__WRITTEN INSTRUCTION__: Report all lines from the entries below in which "ylabel" appears.
───── THE INPUT ─────
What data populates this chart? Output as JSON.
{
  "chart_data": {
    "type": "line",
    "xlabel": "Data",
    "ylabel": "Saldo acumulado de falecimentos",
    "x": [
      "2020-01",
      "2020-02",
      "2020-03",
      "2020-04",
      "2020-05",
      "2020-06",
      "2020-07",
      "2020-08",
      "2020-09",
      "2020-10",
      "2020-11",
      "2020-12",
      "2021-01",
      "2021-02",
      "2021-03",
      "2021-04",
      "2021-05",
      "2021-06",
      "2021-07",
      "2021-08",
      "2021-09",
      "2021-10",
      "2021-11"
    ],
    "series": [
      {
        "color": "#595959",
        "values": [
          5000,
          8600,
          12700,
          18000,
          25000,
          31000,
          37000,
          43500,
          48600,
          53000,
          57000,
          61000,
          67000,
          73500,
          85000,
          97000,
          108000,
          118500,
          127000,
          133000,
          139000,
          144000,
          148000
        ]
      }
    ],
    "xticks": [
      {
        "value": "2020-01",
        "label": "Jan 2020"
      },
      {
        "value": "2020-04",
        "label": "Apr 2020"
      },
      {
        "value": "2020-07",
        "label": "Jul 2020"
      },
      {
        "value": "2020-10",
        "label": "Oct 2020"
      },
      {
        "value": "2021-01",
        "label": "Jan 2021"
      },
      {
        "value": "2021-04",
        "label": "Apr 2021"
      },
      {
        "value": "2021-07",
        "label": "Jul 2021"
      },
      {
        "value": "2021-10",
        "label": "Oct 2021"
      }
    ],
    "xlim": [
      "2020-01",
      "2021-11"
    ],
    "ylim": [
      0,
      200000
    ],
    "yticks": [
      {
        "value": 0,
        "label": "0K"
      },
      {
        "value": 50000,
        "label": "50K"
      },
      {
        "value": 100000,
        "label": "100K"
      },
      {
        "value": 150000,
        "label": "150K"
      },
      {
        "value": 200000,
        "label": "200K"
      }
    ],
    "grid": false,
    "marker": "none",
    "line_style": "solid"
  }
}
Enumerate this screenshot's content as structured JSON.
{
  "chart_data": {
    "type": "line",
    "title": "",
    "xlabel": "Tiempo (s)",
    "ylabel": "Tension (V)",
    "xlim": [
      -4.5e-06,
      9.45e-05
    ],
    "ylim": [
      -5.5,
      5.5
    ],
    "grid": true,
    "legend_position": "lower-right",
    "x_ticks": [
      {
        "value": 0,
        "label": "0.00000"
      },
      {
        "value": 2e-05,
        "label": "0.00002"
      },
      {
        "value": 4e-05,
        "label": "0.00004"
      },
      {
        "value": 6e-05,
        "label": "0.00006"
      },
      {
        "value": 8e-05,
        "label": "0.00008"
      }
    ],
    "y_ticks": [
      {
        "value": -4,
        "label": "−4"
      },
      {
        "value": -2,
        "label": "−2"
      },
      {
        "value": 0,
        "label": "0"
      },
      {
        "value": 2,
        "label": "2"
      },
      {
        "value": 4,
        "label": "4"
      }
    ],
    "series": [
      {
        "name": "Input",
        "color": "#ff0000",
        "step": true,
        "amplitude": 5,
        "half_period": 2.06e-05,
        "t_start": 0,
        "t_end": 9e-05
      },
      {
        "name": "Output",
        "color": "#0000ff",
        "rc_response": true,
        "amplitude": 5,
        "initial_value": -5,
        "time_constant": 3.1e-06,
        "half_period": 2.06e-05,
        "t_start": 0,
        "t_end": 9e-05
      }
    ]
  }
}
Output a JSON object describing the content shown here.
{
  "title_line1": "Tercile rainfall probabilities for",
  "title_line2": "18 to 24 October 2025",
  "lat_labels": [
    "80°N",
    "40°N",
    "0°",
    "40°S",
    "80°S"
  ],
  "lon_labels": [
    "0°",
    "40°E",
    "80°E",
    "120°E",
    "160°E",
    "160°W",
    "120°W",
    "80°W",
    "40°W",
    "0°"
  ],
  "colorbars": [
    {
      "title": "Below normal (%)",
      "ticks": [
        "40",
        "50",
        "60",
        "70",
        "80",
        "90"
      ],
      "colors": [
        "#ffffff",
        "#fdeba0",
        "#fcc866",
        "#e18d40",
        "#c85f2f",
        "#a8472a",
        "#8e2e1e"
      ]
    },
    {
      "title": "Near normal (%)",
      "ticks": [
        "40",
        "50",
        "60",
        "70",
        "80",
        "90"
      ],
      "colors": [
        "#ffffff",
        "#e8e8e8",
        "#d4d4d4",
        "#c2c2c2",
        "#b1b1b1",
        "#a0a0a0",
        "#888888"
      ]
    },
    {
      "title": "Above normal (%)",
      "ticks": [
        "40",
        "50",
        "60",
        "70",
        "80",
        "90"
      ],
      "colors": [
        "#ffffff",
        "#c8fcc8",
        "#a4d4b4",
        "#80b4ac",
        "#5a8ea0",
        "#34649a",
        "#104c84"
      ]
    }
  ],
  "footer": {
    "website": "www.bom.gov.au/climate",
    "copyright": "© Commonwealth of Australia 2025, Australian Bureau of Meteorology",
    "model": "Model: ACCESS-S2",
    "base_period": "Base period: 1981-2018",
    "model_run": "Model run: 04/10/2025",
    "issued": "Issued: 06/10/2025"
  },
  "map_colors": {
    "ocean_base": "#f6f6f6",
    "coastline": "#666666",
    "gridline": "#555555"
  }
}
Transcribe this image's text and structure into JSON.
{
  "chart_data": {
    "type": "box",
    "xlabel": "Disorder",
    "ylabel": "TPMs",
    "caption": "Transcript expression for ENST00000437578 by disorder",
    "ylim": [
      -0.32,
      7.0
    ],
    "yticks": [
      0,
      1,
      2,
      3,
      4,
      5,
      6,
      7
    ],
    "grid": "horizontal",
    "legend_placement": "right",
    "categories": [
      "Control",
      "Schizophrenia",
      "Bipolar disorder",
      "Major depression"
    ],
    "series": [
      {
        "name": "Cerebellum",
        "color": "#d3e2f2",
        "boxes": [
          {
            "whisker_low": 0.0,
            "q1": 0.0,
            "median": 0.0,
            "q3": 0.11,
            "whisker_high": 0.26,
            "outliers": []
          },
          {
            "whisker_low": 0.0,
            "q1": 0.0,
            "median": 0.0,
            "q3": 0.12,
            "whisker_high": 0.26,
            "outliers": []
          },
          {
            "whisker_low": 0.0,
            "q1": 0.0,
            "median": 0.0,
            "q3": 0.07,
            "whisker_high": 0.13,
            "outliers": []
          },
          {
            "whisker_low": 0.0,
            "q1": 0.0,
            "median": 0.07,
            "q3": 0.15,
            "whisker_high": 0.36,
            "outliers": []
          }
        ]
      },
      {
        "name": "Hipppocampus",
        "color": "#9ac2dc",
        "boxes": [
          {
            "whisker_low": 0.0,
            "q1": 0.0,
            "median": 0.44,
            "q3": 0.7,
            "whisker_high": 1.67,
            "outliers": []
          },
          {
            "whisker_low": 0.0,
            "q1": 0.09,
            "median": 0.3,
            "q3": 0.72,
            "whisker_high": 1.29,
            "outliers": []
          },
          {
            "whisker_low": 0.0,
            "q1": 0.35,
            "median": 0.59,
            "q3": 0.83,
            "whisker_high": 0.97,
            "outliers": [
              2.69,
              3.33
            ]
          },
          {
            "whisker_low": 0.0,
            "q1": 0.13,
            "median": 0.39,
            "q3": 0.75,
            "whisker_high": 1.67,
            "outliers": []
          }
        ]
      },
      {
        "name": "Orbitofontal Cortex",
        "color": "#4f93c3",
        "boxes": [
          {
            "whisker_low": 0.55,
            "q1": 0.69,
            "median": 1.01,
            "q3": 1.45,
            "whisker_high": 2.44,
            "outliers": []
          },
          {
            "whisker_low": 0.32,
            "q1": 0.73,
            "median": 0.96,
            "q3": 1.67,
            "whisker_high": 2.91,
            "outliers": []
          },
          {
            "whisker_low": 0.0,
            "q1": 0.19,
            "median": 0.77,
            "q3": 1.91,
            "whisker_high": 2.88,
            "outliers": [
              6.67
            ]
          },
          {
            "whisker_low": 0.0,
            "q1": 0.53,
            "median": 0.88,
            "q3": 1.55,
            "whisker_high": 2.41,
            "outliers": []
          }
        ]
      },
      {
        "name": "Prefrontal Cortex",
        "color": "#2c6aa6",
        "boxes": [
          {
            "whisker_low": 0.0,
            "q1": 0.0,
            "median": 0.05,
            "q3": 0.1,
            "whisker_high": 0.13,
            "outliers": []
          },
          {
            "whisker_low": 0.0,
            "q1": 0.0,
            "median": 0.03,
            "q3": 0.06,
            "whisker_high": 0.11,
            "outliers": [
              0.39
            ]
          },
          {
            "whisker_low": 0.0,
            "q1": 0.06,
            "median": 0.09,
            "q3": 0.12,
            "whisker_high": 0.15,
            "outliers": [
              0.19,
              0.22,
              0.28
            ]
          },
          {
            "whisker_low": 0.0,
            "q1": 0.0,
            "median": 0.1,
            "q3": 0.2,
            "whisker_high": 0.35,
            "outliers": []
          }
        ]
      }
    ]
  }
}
─────
__COMPLETED EXERCISE__:
    "ylabel": "Saldo acumulado de falecimentos",
    "ylabel": "Tension (V)",
    "ylabel": "TPMs",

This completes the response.